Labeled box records
************

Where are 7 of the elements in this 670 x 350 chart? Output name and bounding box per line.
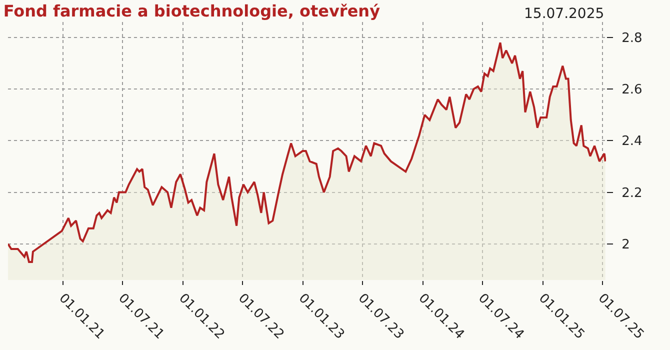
chart-title: Fond farmacie a biotechnologie, otevřený	[3, 1, 381, 20]
y-tick-label: 2	[622, 237, 630, 252]
y-tick-label: 2.2	[622, 186, 642, 201]
y-tick-label: 2.8	[622, 31, 642, 46]
y-tick-label: 2.4	[622, 134, 642, 150]
y-tick-label: 2.6	[622, 82, 642, 98]
annotation: 15.07.2025	[524, 6, 604, 22]
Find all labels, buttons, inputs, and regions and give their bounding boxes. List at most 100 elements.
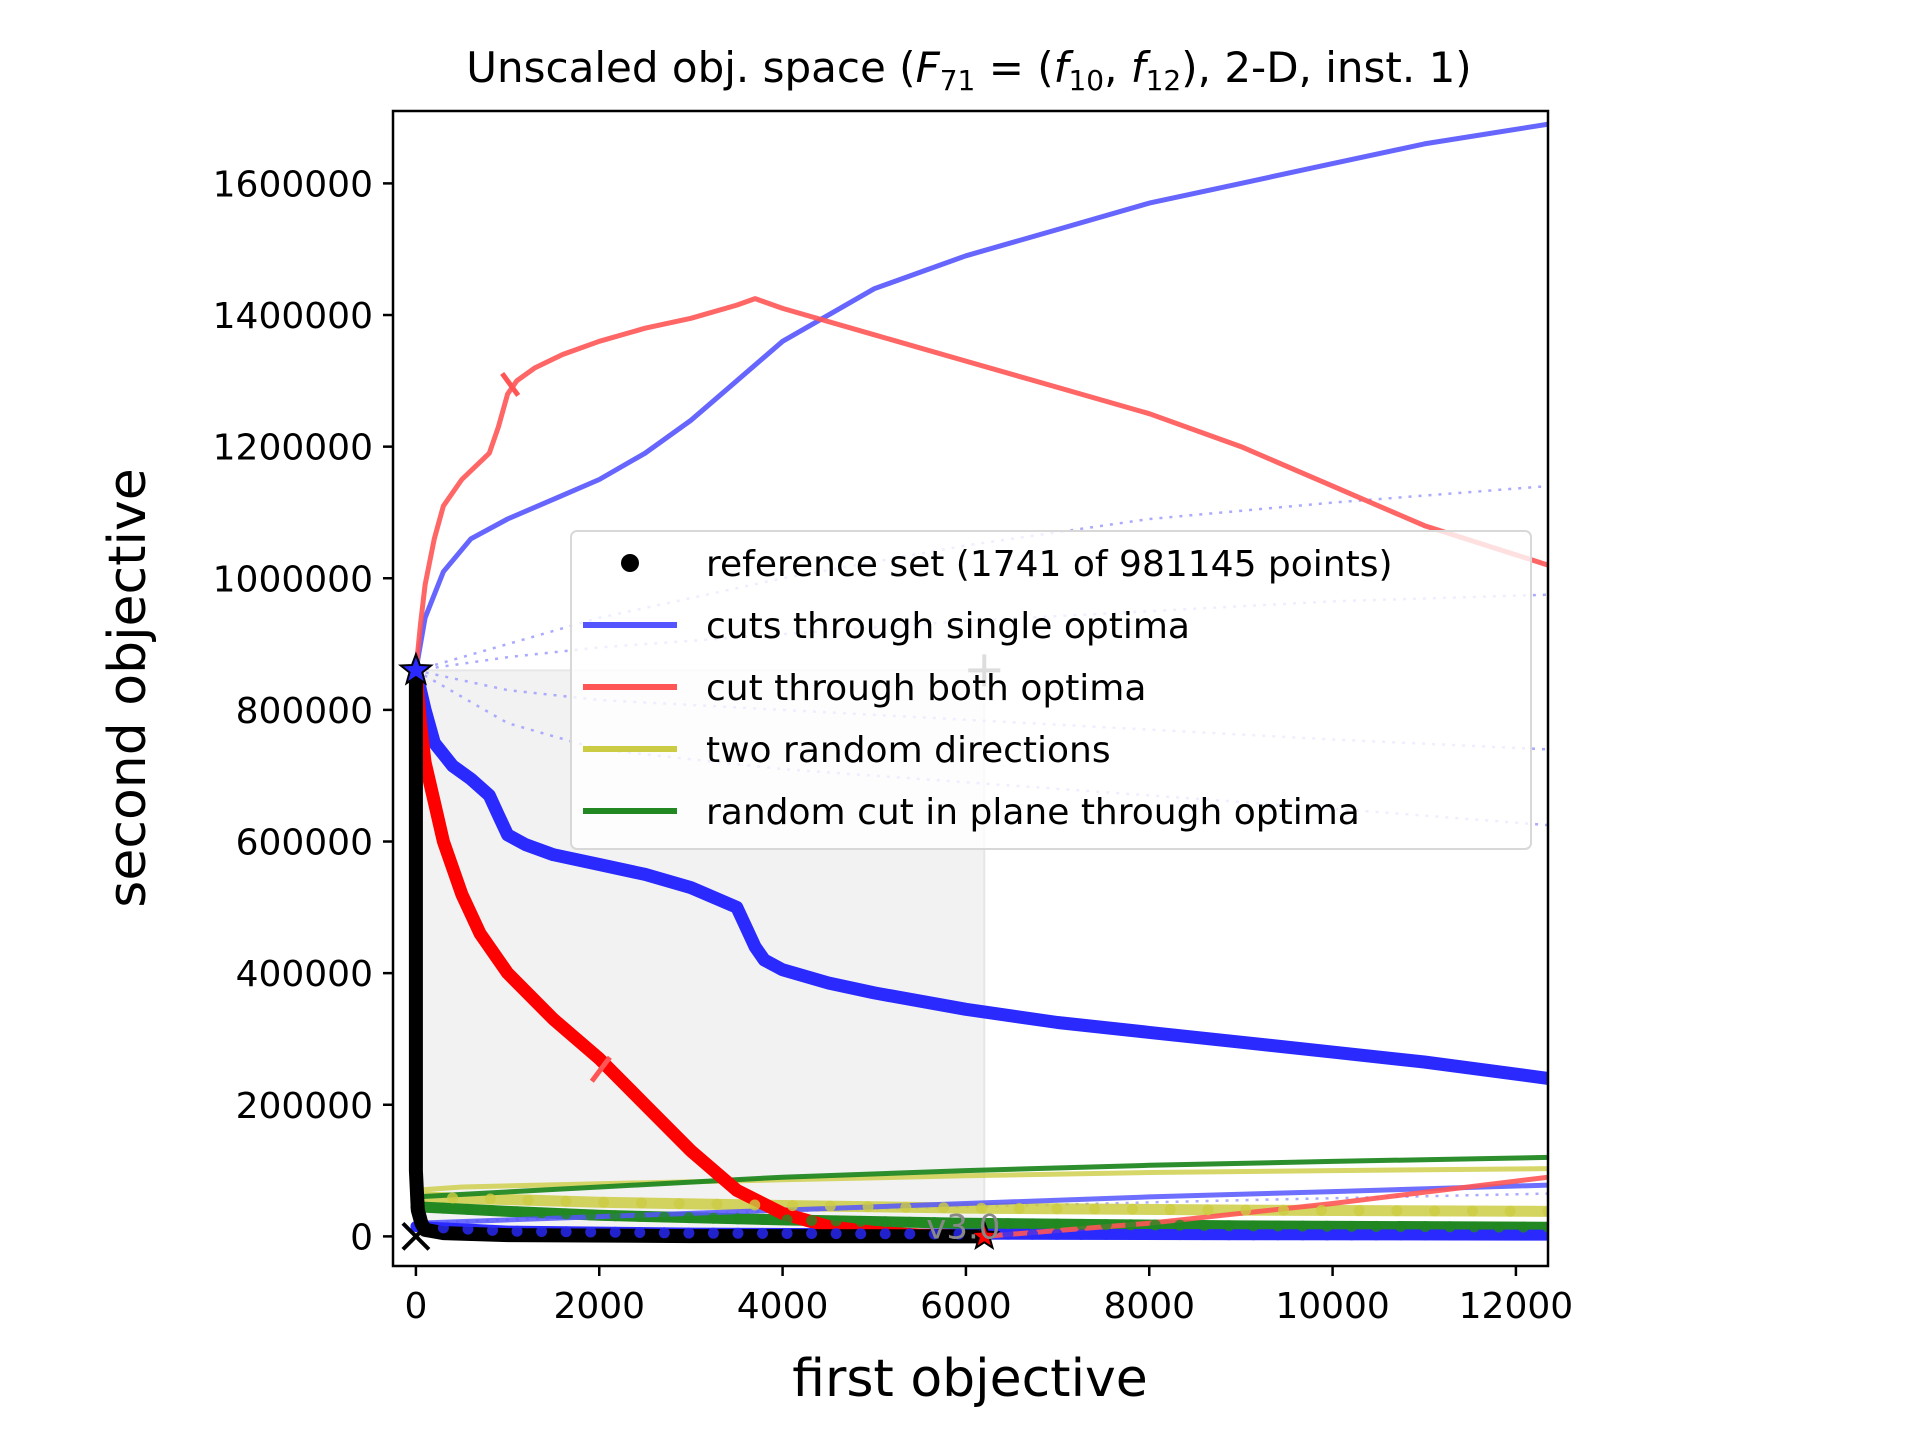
- marker-dot: [1370, 1220, 1382, 1232]
- marker-dot: [634, 1210, 646, 1222]
- marker-dot: [1272, 1220, 1284, 1232]
- marker-dot: [1419, 1229, 1431, 1241]
- legend-label: random cut in plane through optima: [706, 792, 1360, 833]
- marker-dot: [487, 1205, 499, 1217]
- marker-dot: [1429, 1205, 1441, 1217]
- legend: reference set (1741 of 981145 points) cut…: [570, 530, 1532, 850]
- marker-dot: [1149, 1219, 1161, 1231]
- marker-dot: [1051, 1228, 1063, 1240]
- marker-dot: [1346, 1220, 1358, 1232]
- marker-dot: [1240, 1204, 1252, 1216]
- second-optimum-star: [968, 1219, 1001, 1251]
- marker-dot: [1272, 1229, 1284, 1241]
- marker-dot: [462, 1223, 474, 1235]
- marker-dot: [1444, 1229, 1456, 1241]
- marker-dot: [1027, 1228, 1039, 1240]
- marker-dot: [900, 1201, 912, 1213]
- marker-dot: [781, 1227, 793, 1239]
- marker-dot: [1297, 1229, 1309, 1241]
- y-tick-label: 1200000: [213, 428, 373, 469]
- marker-dot: [437, 1222, 449, 1234]
- legend-swatch: [621, 554, 639, 572]
- legend-item: reference set (1741 of 981145 points): [621, 544, 1393, 585]
- y-tick-label: 800000: [236, 691, 373, 732]
- marker-dot: [536, 1225, 548, 1237]
- series-blue-solid-upper: [413, 121, 1548, 673]
- x-axis-label: first objective: [792, 1349, 1148, 1409]
- curve-tick-mark: [500, 371, 521, 397]
- marker-dot: [707, 1227, 719, 1239]
- y-axis: 0 200000 400000 600000 800000 1000000 1200000 1…: [213, 164, 393, 1258]
- marker-dot: [635, 1197, 647, 1209]
- marker-dot: [462, 1203, 474, 1215]
- marker-dot: [707, 1212, 719, 1224]
- first-optimum-star: [397, 651, 434, 686]
- marker-dot: [560, 1195, 572, 1207]
- y-tick-label: 600000: [236, 823, 373, 864]
- series-red-solid-lower: [981, 1174, 1548, 1239]
- marker-dot: [953, 1228, 965, 1240]
- marker-dot: [1517, 1229, 1529, 1241]
- marker-dot: [511, 1206, 523, 1218]
- marker-dot: [1198, 1220, 1210, 1232]
- y-tick-label: 1400000: [213, 296, 373, 337]
- marker-dot: [830, 1215, 842, 1227]
- marker-dot: [1164, 1204, 1176, 1216]
- marker-dot: [511, 1225, 523, 1237]
- marker-dot: [1395, 1229, 1407, 1241]
- marker-dot: [585, 1209, 597, 1221]
- marker-dot: [598, 1196, 610, 1208]
- marker-dot: [1468, 1221, 1480, 1233]
- marker-dot: [824, 1200, 836, 1212]
- marker-dot: [1395, 1221, 1407, 1233]
- marker-dot: [1125, 1219, 1137, 1231]
- series-red-solid-upper: [413, 296, 1548, 673]
- marker-dot: [1100, 1228, 1112, 1240]
- marker-dot: [1504, 1205, 1516, 1217]
- marker-dot: [1466, 1205, 1478, 1217]
- marker-dot: [711, 1198, 723, 1210]
- legend-label: cuts through single optima: [706, 606, 1190, 647]
- marker-dot: [757, 1213, 769, 1225]
- marker-dot: [862, 1201, 874, 1213]
- marker-dot: [938, 1202, 950, 1214]
- y-tick-label: 1000000: [213, 559, 373, 600]
- marker-dot: [806, 1228, 818, 1240]
- marker-dot: [1493, 1221, 1505, 1233]
- marker-dot: [1126, 1203, 1138, 1215]
- marker-dot: [1493, 1229, 1505, 1241]
- marker-dot: [928, 1228, 940, 1240]
- marker-dot: [673, 1198, 685, 1210]
- marker-dot: [1202, 1204, 1214, 1216]
- marker-dot: [1278, 1204, 1290, 1216]
- marker-dot: [1089, 1203, 1101, 1215]
- marker-dot: [1198, 1229, 1210, 1241]
- series-green-solid-upper: [413, 1154, 1548, 1200]
- marker-dot: [1051, 1203, 1063, 1215]
- marker-dot: [879, 1216, 891, 1228]
- legend-label: reference set (1741 of 981145 points): [706, 544, 1393, 585]
- x-tick-label: 6000: [920, 1286, 1012, 1327]
- marker-dot: [975, 1202, 987, 1214]
- marker-dot: [1542, 1205, 1548, 1217]
- series-blue-thick-front: [409, 663, 1548, 1085]
- x-tick-label: 2000: [553, 1286, 645, 1327]
- marker-dot: [1076, 1228, 1088, 1240]
- x-tick-label: 12000: [1459, 1286, 1574, 1327]
- marker-dot: [1346, 1229, 1358, 1241]
- marker-dot: [1247, 1220, 1259, 1232]
- marker-dot: [787, 1200, 799, 1212]
- marker-dot: [1419, 1221, 1431, 1233]
- marker-dot: [658, 1227, 670, 1239]
- legend-item: two random directions: [583, 730, 1111, 771]
- marker-dot: [1444, 1221, 1456, 1233]
- marker-dot: [1391, 1205, 1403, 1217]
- ideal-point-marker: [401, 1221, 431, 1251]
- marker-dot: [1051, 1218, 1063, 1230]
- marker-dot: [1517, 1221, 1529, 1233]
- y-axis-label: second objective: [98, 468, 158, 907]
- x-tick-label: 0: [404, 1286, 427, 1327]
- marker-dot: [1100, 1219, 1112, 1231]
- legend-label: two random directions: [706, 730, 1111, 771]
- marker-dot: [609, 1210, 621, 1222]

************

Return every line of the entries above verbatim, leaving out the pictures.

Solution
Where are 7 of the elements in this 670 x 350 chart? Output name and bounding box per line.
chart-title: Fond farmacie a biotechnologie, otevřený	[3, 1, 381, 20]
y-tick-label: 2	[622, 237, 630, 252]
y-tick-label: 2.2	[622, 186, 642, 201]
y-tick-label: 2.8	[622, 31, 642, 46]
y-tick-label: 2.4	[622, 134, 642, 150]
y-tick-label: 2.6	[622, 82, 642, 98]
annotation: 15.07.2025	[524, 6, 604, 22]
Find all labels, buttons, inputs, and regions and give their bounding boxes. List at most 100 elements.
- marker-dot: [1370, 1220, 1382, 1232]
- marker-dot: [634, 1210, 646, 1222]
- marker-dot: [1272, 1220, 1284, 1232]
- marker-dot: [1419, 1229, 1431, 1241]
- legend-label: random cut in plane through optima: [706, 792, 1360, 833]
- marker-dot: [487, 1205, 499, 1217]
- marker-dot: [1429, 1205, 1441, 1217]
- legend: reference set (1741 of 981145 points) cut…: [570, 530, 1532, 850]
- marker-dot: [1149, 1219, 1161, 1231]
- marker-dot: [1051, 1228, 1063, 1240]
- marker-dot: [1346, 1220, 1358, 1232]
- marker-dot: [1240, 1204, 1252, 1216]
- second-optimum-star: [968, 1219, 1001, 1251]
- marker-dot: [1272, 1229, 1284, 1241]
- marker-dot: [462, 1223, 474, 1235]
- marker-dot: [1444, 1229, 1456, 1241]
- marker-dot: [1027, 1228, 1039, 1240]
- marker-dot: [900, 1201, 912, 1213]
- marker-dot: [781, 1227, 793, 1239]
- marker-dot: [1297, 1229, 1309, 1241]
- y-tick-label: 1200000: [213, 428, 373, 469]
- marker-dot: [437, 1222, 449, 1234]
- legend-swatch: [621, 554, 639, 572]
- legend-item: reference set (1741 of 981145 points): [621, 544, 1393, 585]
- y-tick-label: 800000: [236, 691, 373, 732]
- marker-dot: [536, 1225, 548, 1237]
- series-blue-solid-upper: [413, 121, 1548, 673]
- x-axis-label: first objective: [792, 1349, 1148, 1409]
- curve-tick-mark: [500, 371, 521, 397]
- marker-dot: [707, 1227, 719, 1239]
- y-axis: 0 200000 400000 600000 800000 1000000 1200000 1…: [213, 164, 393, 1258]
- marker-dot: [635, 1197, 647, 1209]
- marker-dot: [462, 1203, 474, 1215]
- marker-dot: [707, 1212, 719, 1224]
- first-optimum-star: [397, 651, 434, 686]
- marker-dot: [560, 1195, 572, 1207]
- y-tick-label: 600000: [236, 823, 373, 864]
- series-red-solid-lower: [981, 1174, 1548, 1239]
- marker-dot: [953, 1228, 965, 1240]
- marker-dot: [1517, 1229, 1529, 1241]
- marker-dot: [511, 1206, 523, 1218]
- marker-dot: [1198, 1220, 1210, 1232]
- y-tick-label: 1400000: [213, 296, 373, 337]
- marker-dot: [830, 1215, 842, 1227]
- marker-dot: [1164, 1204, 1176, 1216]
- marker-dot: [511, 1225, 523, 1237]
- marker-dot: [1395, 1229, 1407, 1241]
- marker-dot: [585, 1209, 597, 1221]
- marker-dot: [598, 1196, 610, 1208]
- marker-dot: [1468, 1221, 1480, 1233]
- marker-dot: [824, 1200, 836, 1212]
- marker-dot: [1395, 1221, 1407, 1233]
- marker-dot: [1125, 1219, 1137, 1231]
- series-red-solid-upper: [413, 296, 1548, 673]
- marker-dot: [1100, 1228, 1112, 1240]
- marker-dot: [1504, 1205, 1516, 1217]
- marker-dot: [1466, 1205, 1478, 1217]
- marker-dot: [711, 1198, 723, 1210]
- legend-label: cuts through single optima: [706, 606, 1190, 647]
- marker-dot: [757, 1213, 769, 1225]
- marker-dot: [862, 1201, 874, 1213]
- marker-dot: [938, 1202, 950, 1214]
- y-tick-label: 1000000: [213, 559, 373, 600]
- marker-dot: [806, 1228, 818, 1240]
- marker-dot: [1493, 1221, 1505, 1233]
- marker-dot: [1126, 1203, 1138, 1215]
- marker-dot: [1493, 1229, 1505, 1241]
- marker-dot: [928, 1228, 940, 1240]
- marker-dot: [673, 1198, 685, 1210]
- marker-dot: [1202, 1204, 1214, 1216]
- marker-dot: [1278, 1204, 1290, 1216]
- marker-dot: [1089, 1203, 1101, 1215]
- marker-dot: [1198, 1229, 1210, 1241]
- series-green-solid-upper: [413, 1154, 1548, 1200]
- marker-dot: [1051, 1203, 1063, 1215]
- marker-dot: [879, 1216, 891, 1228]
- legend-label: reference set (1741 of 981145 points): [706, 544, 1393, 585]
- x-tick-label: 6000: [920, 1286, 1012, 1327]
- marker-dot: [975, 1202, 987, 1214]
- marker-dot: [1542, 1205, 1548, 1217]
- series-blue-thick-front: [409, 663, 1548, 1085]
- x-tick-label: 2000: [553, 1286, 645, 1327]
- marker-dot: [1076, 1228, 1088, 1240]
- x-tick-label: 12000: [1459, 1286, 1574, 1327]
- marker-dot: [1346, 1229, 1358, 1241]
- marker-dot: [1247, 1220, 1259, 1232]
- marker-dot: [787, 1200, 799, 1212]
- marker-dot: [1419, 1221, 1431, 1233]
- marker-dot: [658, 1227, 670, 1239]
- legend-item: two random directions: [583, 730, 1111, 771]
- marker-dot: [1444, 1221, 1456, 1233]
- marker-dot: [1391, 1205, 1403, 1217]
- ideal-point-marker: [401, 1221, 431, 1251]
- marker-dot: [1051, 1218, 1063, 1230]
- marker-dot: [1517, 1221, 1529, 1233]
- y-axis-label: second objective: [98, 468, 158, 907]
- x-tick-label: 0: [404, 1286, 427, 1327]
- marker-dot: [1100, 1219, 1112, 1231]
- legend-label: two random directions: [706, 730, 1111, 771]
- marker-dot: [609, 1210, 621, 1222]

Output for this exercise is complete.